## Required work
Find each line with the word "JSON" and copy it.

--- begin Material supplied ---

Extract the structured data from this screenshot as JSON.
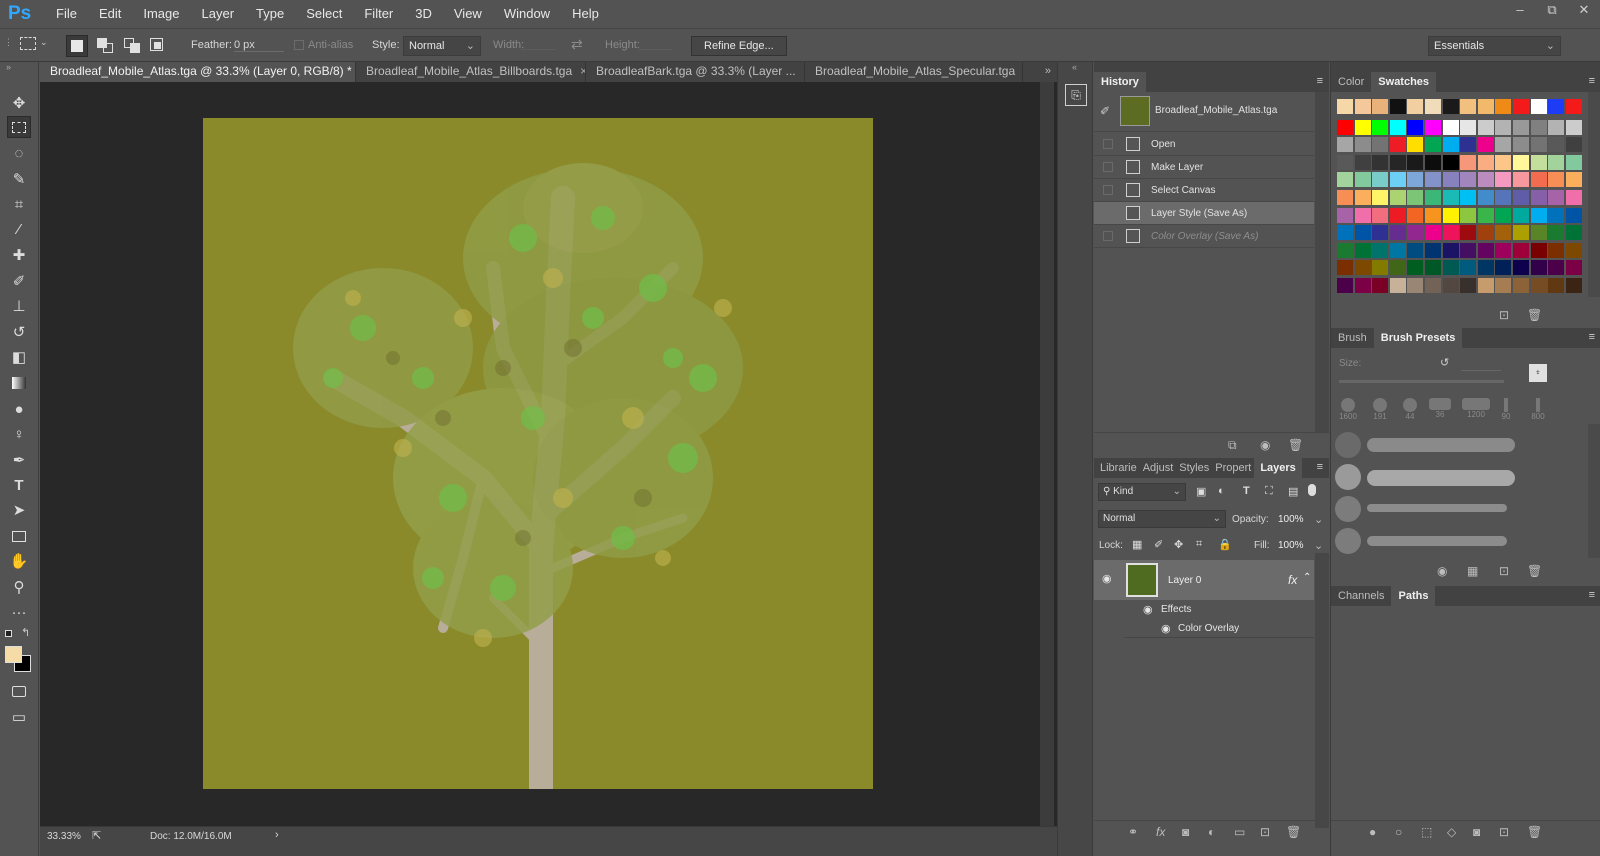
{
  "app": {
    "logo": "Ps"
  },
  "menu": [
    "File",
    "Edit",
    "Image",
    "Layer",
    "Type",
    "Select",
    "Filter",
    "3D",
    "View",
    "Window",
    "Help"
  ],
  "window_controls": [
    "–",
    "⧉",
    "✕"
  ],
  "options": {
    "feather_label": "Feather:",
    "feather_value": "0 px",
    "antialias_label": "Anti-alias",
    "style_label": "Style:",
    "style_value": "Normal",
    "width_label": "Width:",
    "height_label": "Height:",
    "refine_edge": "Refine Edge...",
    "workspace": "Essentials"
  },
  "tabs": [
    {
      "label": "Broadleaf_Mobile_Atlas.tga @ 33.3% (Layer 0, RGB/8) *",
      "close": "×",
      "active": true
    },
    {
      "label": "Broadleaf_Mobile_Atlas_Billboards.tga",
      "close": "×",
      "active": false
    },
    {
      "label": "BroadleafBark.tga @ 33.3% (Layer ...",
      "close": "×",
      "active": false
    },
    {
      "label": "Broadleaf_Mobile_Atlas_Specular.tga",
      "close": "×",
      "active": false
    }
  ],
  "status": {
    "zoom": "33.33%",
    "doc": "Doc: 12.0M/16.0M",
    "arrow": "›"
  },
  "colors": {
    "canvas": "#8a8a2b",
    "foreground": "#f5dba8",
    "background": "#000000"
  },
  "history": {
    "tab": "History",
    "snapshot": "Broadleaf_Mobile_Atlas.tga",
    "items": [
      "Open",
      "Make Layer",
      "Select Canvas",
      "Layer Style (Save As)",
      "Color Overlay (Save As)"
    ]
  },
  "swatch_panel": {
    "tabs": [
      "Color",
      "Swatches"
    ],
    "rows": [
      [
        "#f6d7a8",
        "#f4c89a",
        "#e8b27a",
        "#111111",
        "#f2cfa0",
        "#f0dcb8",
        "#1a1a1a",
        "#f2c07e",
        "#f3b96a",
        "#ef8a16",
        "#f21a1a",
        "#ffffff",
        "#1e3cf5",
        "#f51a1a"
      ],
      [
        "#ff0000",
        "#ffff00",
        "#00ff00",
        "#00ffff",
        "#0000ff",
        "#ff00ff",
        "#ffffff",
        "#e6e6e6",
        "#cccccc",
        "#b3b3b3",
        "#999999",
        "#808080",
        "#b3b3b3",
        "#cccccc"
      ],
      [
        "#a6a6a6",
        "#8c8c8c",
        "#737373",
        "#ee1c24",
        "#ffde00",
        "#00a651",
        "#00aeef",
        "#2e3192",
        "#ec008c",
        "#a6a6a6",
        "#8c8c8c",
        "#737373",
        "#595959",
        "#404040"
      ],
      [
        "#595959",
        "#404040",
        "#333333",
        "#262626",
        "#1a1a1a",
        "#0d0d0d",
        "#000000",
        "#f7977a",
        "#fbad82",
        "#fdc689",
        "#fff79a",
        "#c4df9b",
        "#a3d39c",
        "#82ca9d"
      ],
      [
        "#a3d39c",
        "#82ca9d",
        "#7accc8",
        "#6dcff6",
        "#7da7d9",
        "#8393ca",
        "#8781bd",
        "#a186be",
        "#bd8cbf",
        "#f49ac1",
        "#f6989d",
        "#f26c4f",
        "#f68e55",
        "#fbaf5c"
      ],
      [
        "#f68e55",
        "#fbaf5c",
        "#fff467",
        "#acd372",
        "#7cc576",
        "#3bb878",
        "#1abbb4",
        "#00bff3",
        "#438ccb",
        "#5574b9",
        "#605ca8",
        "#855fa8",
        "#a763a8",
        "#f06ea9"
      ],
      [
        "#a763a8",
        "#f06ea9",
        "#f26d7d",
        "#ed1c24",
        "#f26522",
        "#f7941d",
        "#fff200",
        "#8dc63f",
        "#39b54a",
        "#00a651",
        "#00a99d",
        "#00aeef",
        "#0072bc",
        "#0054a6"
      ],
      [
        "#0072bc",
        "#0054a6",
        "#2e3192",
        "#662d91",
        "#92278f",
        "#ec008c",
        "#ed145b",
        "#9e0b0f",
        "#a0410d",
        "#a36209",
        "#aba000",
        "#598527",
        "#1a7b30",
        "#007236"
      ],
      [
        "#1a7b30",
        "#007236",
        "#00746b",
        "#0076a3",
        "#004b80",
        "#003471",
        "#1b1464",
        "#440e62",
        "#630460",
        "#9e005d",
        "#9e0039",
        "#790000",
        "#7b2e00",
        "#7d4900"
      ],
      [
        "#7b2e00",
        "#7d4900",
        "#827b00",
        "#406618",
        "#005e20",
        "#005826",
        "#005952",
        "#005b7f",
        "#003663",
        "#002157",
        "#0d004c",
        "#32004b",
        "#4b0049",
        "#7b0046"
      ],
      [
        "#4b0049",
        "#7b0046",
        "#7a0026",
        "#c7b299",
        "#998675",
        "#736357",
        "#534741",
        "#37302d",
        "#c69c6d",
        "#a67c52",
        "#8c6239",
        "#754c24",
        "#603913",
        "#3c2415"
      ]
    ]
  },
  "brush": {
    "tabs": [
      "Brush",
      "Brush Presets"
    ],
    "size_label": "Size:",
    "presets": [
      "1600",
      "191",
      "44",
      "36",
      "1200",
      "90",
      "800"
    ]
  },
  "layers_panel": {
    "tabs": [
      "Librarie",
      "Adjust",
      "Styles",
      "Propert",
      "Layers"
    ],
    "kind": "Kind",
    "blend": "Normal",
    "opacity_label": "Opacity:",
    "opacity": "100%",
    "lock_label": "Lock:",
    "fill_label": "Fill:",
    "fill": "100%",
    "layer_name": "Layer 0",
    "fx": "fx",
    "effects": "Effects",
    "effect": "Color Overlay"
  },
  "paths_panel": {
    "tabs": [
      "Channels",
      "Paths"
    ]
  }
}
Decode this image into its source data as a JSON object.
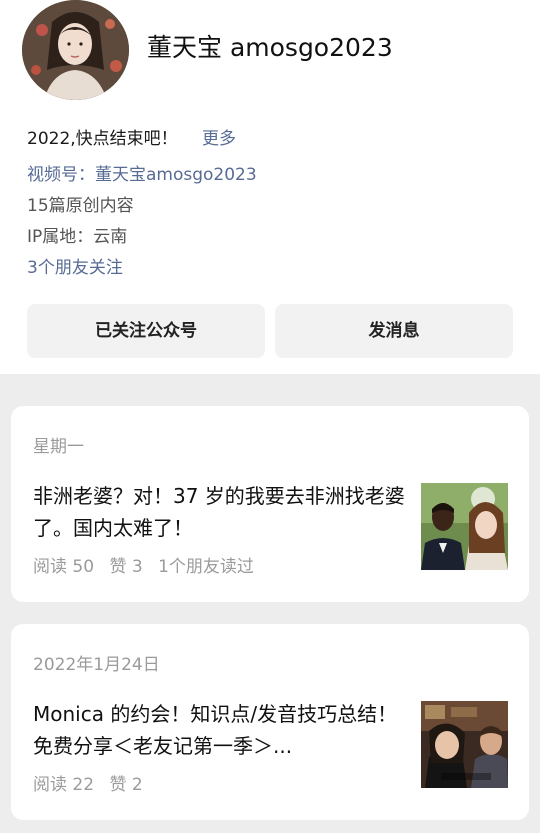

--- end Material supplied ---

## The result
Extract the structured data from this screenshot as JSON.
Decode this image into its source data as a JSON object.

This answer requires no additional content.